#### [Stated exercise]
Look through the material below. Copy every line with the string "marker" in it.

#### [Input data]
:::

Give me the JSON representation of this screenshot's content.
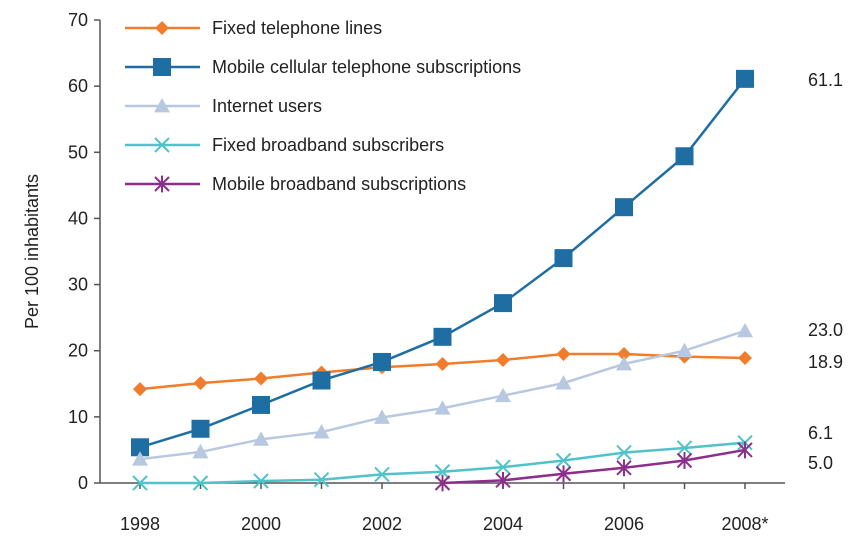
{
  "chart_data": {
    "type": "line",
    "title": "",
    "xlabel": "",
    "ylabel": "Per 100 inhabitants",
    "ylim": [
      0,
      70
    ],
    "yticks": [
      0,
      10,
      20,
      30,
      40,
      50,
      60,
      70
    ],
    "x": [
      "1998",
      "1999",
      "2000",
      "2001",
      "2002",
      "2003",
      "2004",
      "2005",
      "2006",
      "2007",
      "2008*"
    ],
    "xtick_labels": [
      "1998",
      "",
      "2000",
      "",
      "2002",
      "",
      "2004",
      "",
      "2006",
      "",
      "2008*"
    ],
    "grid": false,
    "legend_position": "top-left",
    "series": [
      {
        "name": "Fixed telephone lines",
        "color": "#f07c2c",
        "marker": "diamond",
        "values": [
          14.2,
          15.1,
          15.8,
          16.7,
          17.5,
          18.0,
          18.6,
          19.5,
          19.5,
          19.1,
          18.9
        ],
        "end_label": "18.9"
      },
      {
        "name": "Mobile cellular telephone subscriptions",
        "color": "#1f6ea3",
        "marker": "square",
        "values": [
          5.4,
          8.2,
          11.8,
          15.5,
          18.3,
          22.1,
          27.2,
          34.0,
          41.7,
          49.4,
          61.1
        ],
        "end_label": "61.1"
      },
      {
        "name": "Internet users",
        "color": "#b8c8e0",
        "marker": "triangle",
        "values": [
          3.6,
          4.7,
          6.6,
          7.7,
          9.9,
          11.3,
          13.2,
          15.1,
          18.0,
          20.0,
          23.0
        ],
        "end_label": "23.0"
      },
      {
        "name": "Fixed broadband subscribers",
        "color": "#4fc3c8",
        "marker": "x",
        "values": [
          0.0,
          0.0,
          0.3,
          0.5,
          1.3,
          1.7,
          2.4,
          3.4,
          4.6,
          5.3,
          6.1
        ],
        "end_label": "6.1"
      },
      {
        "name": "Mobile broadband subscriptions",
        "color": "#8b2f8b",
        "marker": "star",
        "values": [
          null,
          null,
          null,
          null,
          null,
          0.0,
          0.4,
          1.4,
          2.3,
          3.4,
          5.0
        ],
        "end_label": "5.0"
      }
    ]
  }
}
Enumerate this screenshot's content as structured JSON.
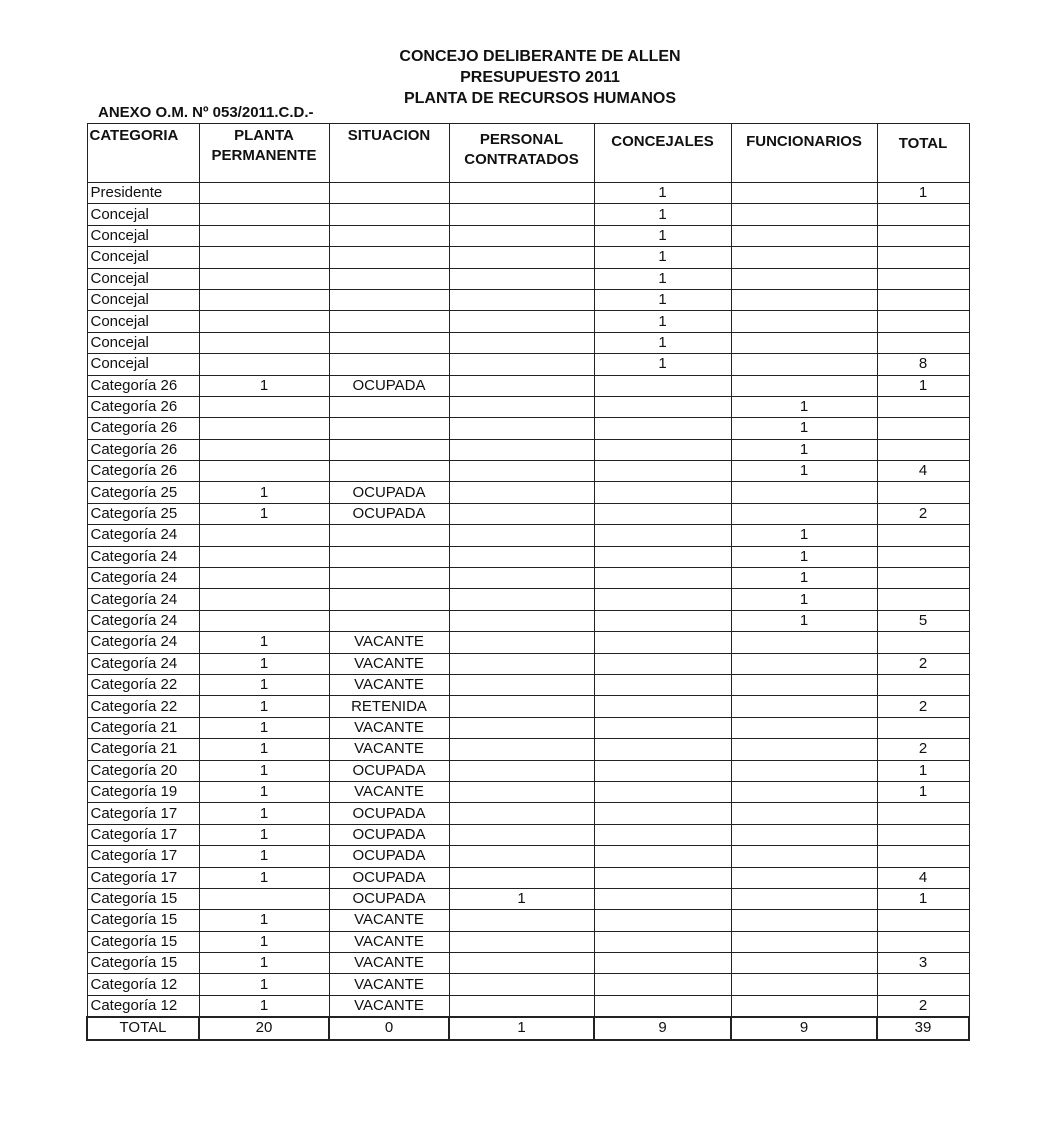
{
  "header": {
    "title_line1": "CONCEJO DELIBERANTE DE ALLEN",
    "title_line2": "PRESUPUESTO  2011",
    "title_line3": "PLANTA DE RECURSOS HUMANOS",
    "annex": "ANEXO O.M. Nº 053/2011.C.D.-"
  },
  "table": {
    "columns": [
      "CATEGORIA",
      "PLANTA PERMANENTE",
      "SITUACION",
      "PERSONAL CONTRATADOS",
      "CONCEJALES",
      "FUNCIONARIOS",
      "TOTAL"
    ],
    "rows": [
      [
        "Presidente",
        "",
        "",
        "",
        "1",
        "",
        "1"
      ],
      [
        "Concejal",
        "",
        "",
        "",
        "1",
        "",
        ""
      ],
      [
        "Concejal",
        "",
        "",
        "",
        "1",
        "",
        ""
      ],
      [
        "Concejal",
        "",
        "",
        "",
        "1",
        "",
        ""
      ],
      [
        "Concejal",
        "",
        "",
        "",
        "1",
        "",
        ""
      ],
      [
        "Concejal",
        "",
        "",
        "",
        "1",
        "",
        ""
      ],
      [
        "Concejal",
        "",
        "",
        "",
        "1",
        "",
        ""
      ],
      [
        "Concejal",
        "",
        "",
        "",
        "1",
        "",
        ""
      ],
      [
        "Concejal",
        "",
        "",
        "",
        "1",
        "",
        "8"
      ],
      [
        "Categoría 26",
        "1",
        "OCUPADA",
        "",
        "",
        "",
        "1"
      ],
      [
        "Categoría 26",
        "",
        "",
        "",
        "",
        "1",
        ""
      ],
      [
        "Categoría 26",
        "",
        "",
        "",
        "",
        "1",
        ""
      ],
      [
        "Categoría 26",
        "",
        "",
        "",
        "",
        "1",
        ""
      ],
      [
        "Categoría 26",
        "",
        "",
        "",
        "",
        "1",
        "4"
      ],
      [
        "Categoría 25",
        "1",
        "OCUPADA",
        "",
        "",
        "",
        ""
      ],
      [
        "Categoría 25",
        "1",
        "OCUPADA",
        "",
        "",
        "",
        "2"
      ],
      [
        "Categoría 24",
        "",
        "",
        "",
        "",
        "1",
        ""
      ],
      [
        "Categoría 24",
        "",
        "",
        "",
        "",
        "1",
        ""
      ],
      [
        "Categoría 24",
        "",
        "",
        "",
        "",
        "1",
        ""
      ],
      [
        "Categoría 24",
        "",
        "",
        "",
        "",
        "1",
        ""
      ],
      [
        "Categoría 24",
        "",
        "",
        "",
        "",
        "1",
        "5"
      ],
      [
        "Categoría 24",
        "1",
        "VACANTE",
        "",
        "",
        "",
        ""
      ],
      [
        "Categoría 24",
        "1",
        "VACANTE",
        "",
        "",
        "",
        "2"
      ],
      [
        "Categoría 22",
        "1",
        "VACANTE",
        "",
        "",
        "",
        ""
      ],
      [
        "Categoría 22",
        "1",
        "RETENIDA",
        "",
        "",
        "",
        "2"
      ],
      [
        "Categoría 21",
        "1",
        "VACANTE",
        "",
        "",
        "",
        ""
      ],
      [
        "Categoría 21",
        "1",
        "VACANTE",
        "",
        "",
        "",
        "2"
      ],
      [
        "Categoría 20",
        "1",
        "OCUPADA",
        "",
        "",
        "",
        "1"
      ],
      [
        "Categoría 19",
        "1",
        "VACANTE",
        "",
        "",
        "",
        "1"
      ],
      [
        "Categoría 17",
        "1",
        "OCUPADA",
        "",
        "",
        "",
        ""
      ],
      [
        "Categoría 17",
        "1",
        "OCUPADA",
        "",
        "",
        "",
        ""
      ],
      [
        "Categoría 17",
        "1",
        "OCUPADA",
        "",
        "",
        "",
        ""
      ],
      [
        "Categoría 17",
        "1",
        "OCUPADA",
        "",
        "",
        "",
        "4"
      ],
      [
        "Categoría 15",
        "",
        "OCUPADA",
        "1",
        "",
        "",
        "1"
      ],
      [
        "Categoría 15",
        "1",
        "VACANTE",
        "",
        "",
        "",
        ""
      ],
      [
        "Categoría 15",
        "1",
        "VACANTE",
        "",
        "",
        "",
        ""
      ],
      [
        "Categoría 15",
        "1",
        "VACANTE",
        "",
        "",
        "",
        "3"
      ],
      [
        "Categoría 12",
        "1",
        "VACANTE",
        "",
        "",
        "",
        ""
      ],
      [
        "Categoría 12",
        "1",
        "VACANTE",
        "",
        "",
        "",
        "2"
      ]
    ],
    "totals": [
      "TOTAL",
      "20",
      "0",
      "1",
      "9",
      "9",
      "39"
    ]
  }
}
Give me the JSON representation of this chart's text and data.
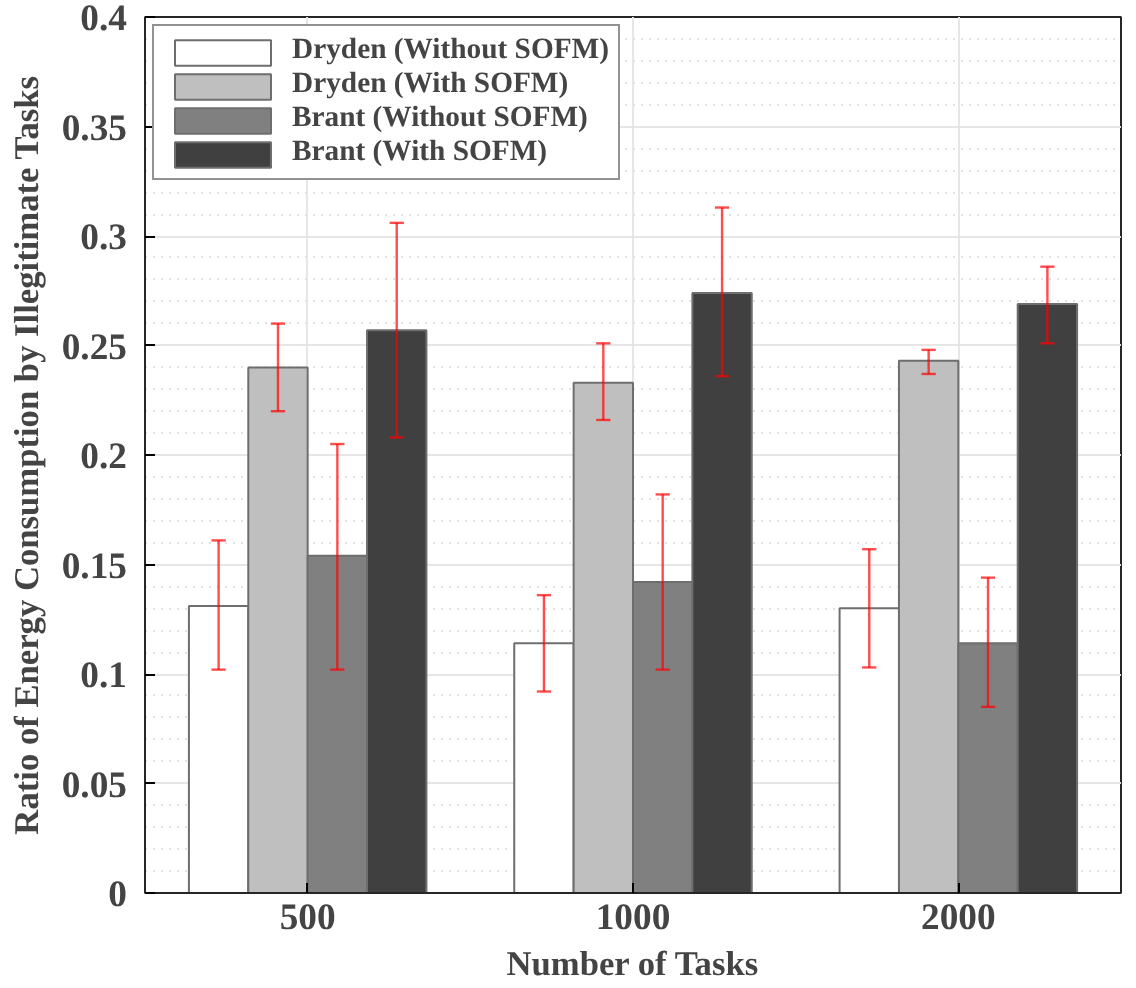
{
  "chart_data": {
    "type": "bar",
    "xlabel": "Number of Tasks",
    "ylabel": "Ratio of Energy Consumption by Illegitimate Tasks",
    "categories": [
      "500",
      "1000",
      "2000"
    ],
    "series": [
      {
        "name": "Dryden (Without SOFM)",
        "color": "#ffffff",
        "values": [
          0.131,
          0.114,
          0.13
        ],
        "errors": [
          [
            0.102,
            0.161
          ],
          [
            0.092,
            0.136
          ],
          [
            0.103,
            0.157
          ]
        ]
      },
      {
        "name": "Dryden (With SOFM)",
        "color": "#bfbfbf",
        "values": [
          0.24,
          0.233,
          0.243
        ],
        "errors": [
          [
            0.22,
            0.26
          ],
          [
            0.216,
            0.251
          ],
          [
            0.237,
            0.248
          ]
        ]
      },
      {
        "name": "Brant (Without SOFM)",
        "color": "#808080",
        "values": [
          0.154,
          0.142,
          0.114
        ],
        "errors": [
          [
            0.102,
            0.205
          ],
          [
            0.102,
            0.182
          ],
          [
            0.085,
            0.144
          ]
        ]
      },
      {
        "name": "Brant (With SOFM)",
        "color": "#404040",
        "values": [
          0.257,
          0.274,
          0.269
        ],
        "errors": [
          [
            0.208,
            0.306
          ],
          [
            0.236,
            0.313
          ],
          [
            0.251,
            0.286
          ]
        ]
      }
    ],
    "ylim": [
      0,
      0.4
    ],
    "yticks": [
      0,
      0.05,
      0.1,
      0.15,
      0.2,
      0.25,
      0.3,
      0.35,
      0.4
    ],
    "grid": true,
    "legend": "top left"
  }
}
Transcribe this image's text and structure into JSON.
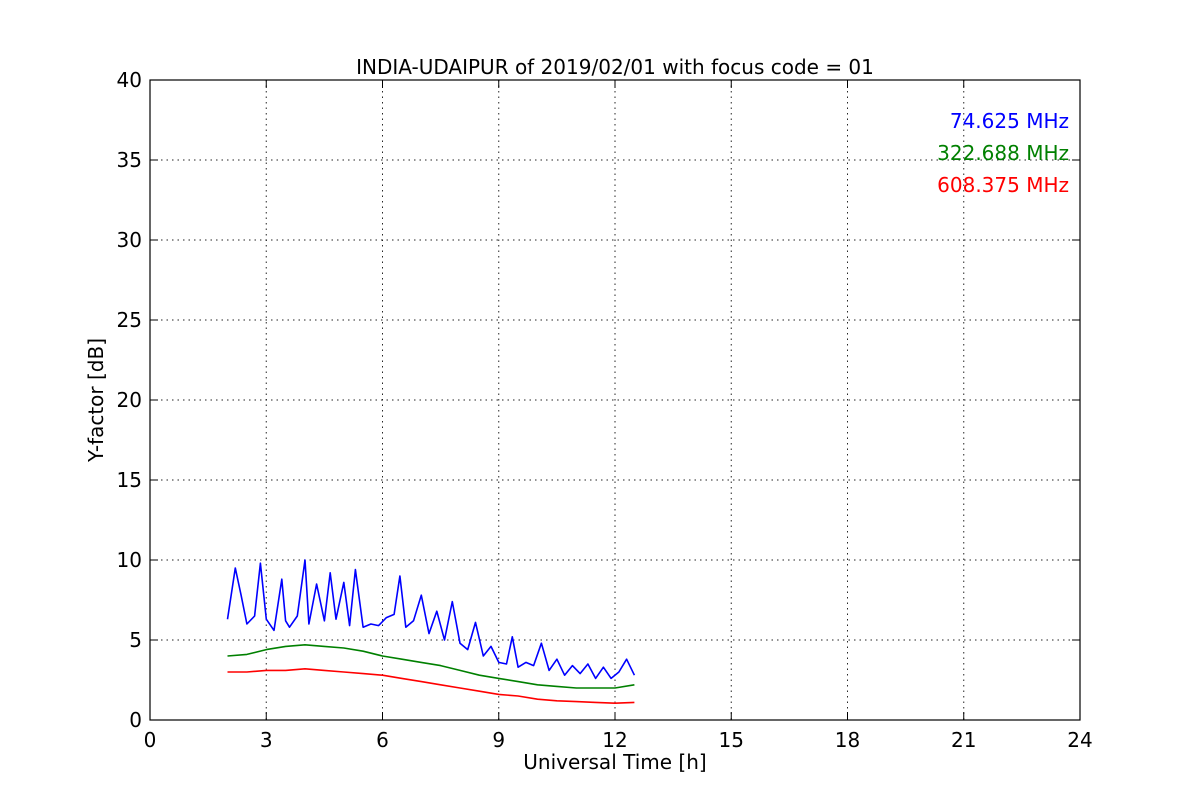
{
  "chart_data": {
    "type": "line",
    "title": "INDIA-UDAIPUR of 2019/02/01 with focus code = 01",
    "xlabel": "Universal Time [h]",
    "ylabel": "Y-factor [dB]",
    "xlim": [
      0,
      24
    ],
    "ylim": [
      0,
      40
    ],
    "xticks": [
      0,
      3,
      6,
      9,
      12,
      15,
      18,
      21,
      24
    ],
    "yticks": [
      0,
      5,
      10,
      15,
      20,
      25,
      30,
      35,
      40
    ],
    "grid": true,
    "legend_position": "top-right",
    "series": [
      {
        "name": "74.625 MHz",
        "color": "#0000ff",
        "x": [
          2.0,
          2.2,
          2.35,
          2.5,
          2.7,
          2.85,
          3.0,
          3.2,
          3.4,
          3.5,
          3.6,
          3.8,
          4.0,
          4.1,
          4.3,
          4.5,
          4.65,
          4.8,
          5.0,
          5.15,
          5.3,
          5.5,
          5.7,
          5.9,
          6.1,
          6.3,
          6.45,
          6.6,
          6.8,
          7.0,
          7.2,
          7.4,
          7.6,
          7.8,
          8.0,
          8.2,
          8.4,
          8.6,
          8.8,
          9.0,
          9.2,
          9.35,
          9.5,
          9.7,
          9.9,
          10.1,
          10.3,
          10.5,
          10.7,
          10.9,
          11.1,
          11.3,
          11.5,
          11.7,
          11.9,
          12.1,
          12.3,
          12.5
        ],
        "y": [
          6.3,
          9.5,
          7.8,
          6.0,
          6.5,
          9.8,
          6.3,
          5.6,
          8.8,
          6.2,
          5.8,
          6.5,
          10.0,
          6.0,
          8.5,
          6.2,
          9.2,
          6.3,
          8.6,
          5.9,
          9.4,
          5.8,
          6.0,
          5.9,
          6.4,
          6.6,
          9.0,
          5.8,
          6.2,
          7.8,
          5.4,
          6.8,
          5.0,
          7.4,
          4.8,
          4.4,
          6.1,
          4.0,
          4.6,
          3.6,
          3.5,
          5.2,
          3.3,
          3.6,
          3.4,
          4.8,
          3.1,
          3.8,
          2.8,
          3.4,
          2.9,
          3.5,
          2.6,
          3.3,
          2.6,
          3.0,
          3.8,
          2.8
        ]
      },
      {
        "name": "322.688 MHz",
        "color": "#008000",
        "x": [
          2.0,
          2.5,
          3.0,
          3.5,
          4.0,
          4.5,
          5.0,
          5.5,
          6.0,
          6.5,
          7.0,
          7.5,
          8.0,
          8.5,
          9.0,
          9.5,
          10.0,
          10.5,
          11.0,
          11.5,
          12.0,
          12.5
        ],
        "y": [
          4.0,
          4.1,
          4.4,
          4.6,
          4.7,
          4.6,
          4.5,
          4.3,
          4.0,
          3.8,
          3.6,
          3.4,
          3.1,
          2.8,
          2.6,
          2.4,
          2.2,
          2.1,
          2.0,
          2.0,
          2.0,
          2.2
        ]
      },
      {
        "name": "608.375 MHz",
        "color": "#ff0000",
        "x": [
          2.0,
          2.5,
          3.0,
          3.5,
          4.0,
          4.5,
          5.0,
          5.5,
          6.0,
          6.5,
          7.0,
          7.5,
          8.0,
          8.5,
          9.0,
          9.5,
          10.0,
          10.5,
          11.0,
          11.5,
          12.0,
          12.5
        ],
        "y": [
          3.0,
          3.0,
          3.1,
          3.1,
          3.2,
          3.1,
          3.0,
          2.9,
          2.8,
          2.6,
          2.4,
          2.2,
          2.0,
          1.8,
          1.6,
          1.5,
          1.3,
          1.2,
          1.15,
          1.1,
          1.05,
          1.1
        ]
      }
    ]
  }
}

:::

#### [The response]
        "marker": "diamond",
        "marker": "square",
        "marker": "triangle",
        "marker": "x",
        "marker": "star",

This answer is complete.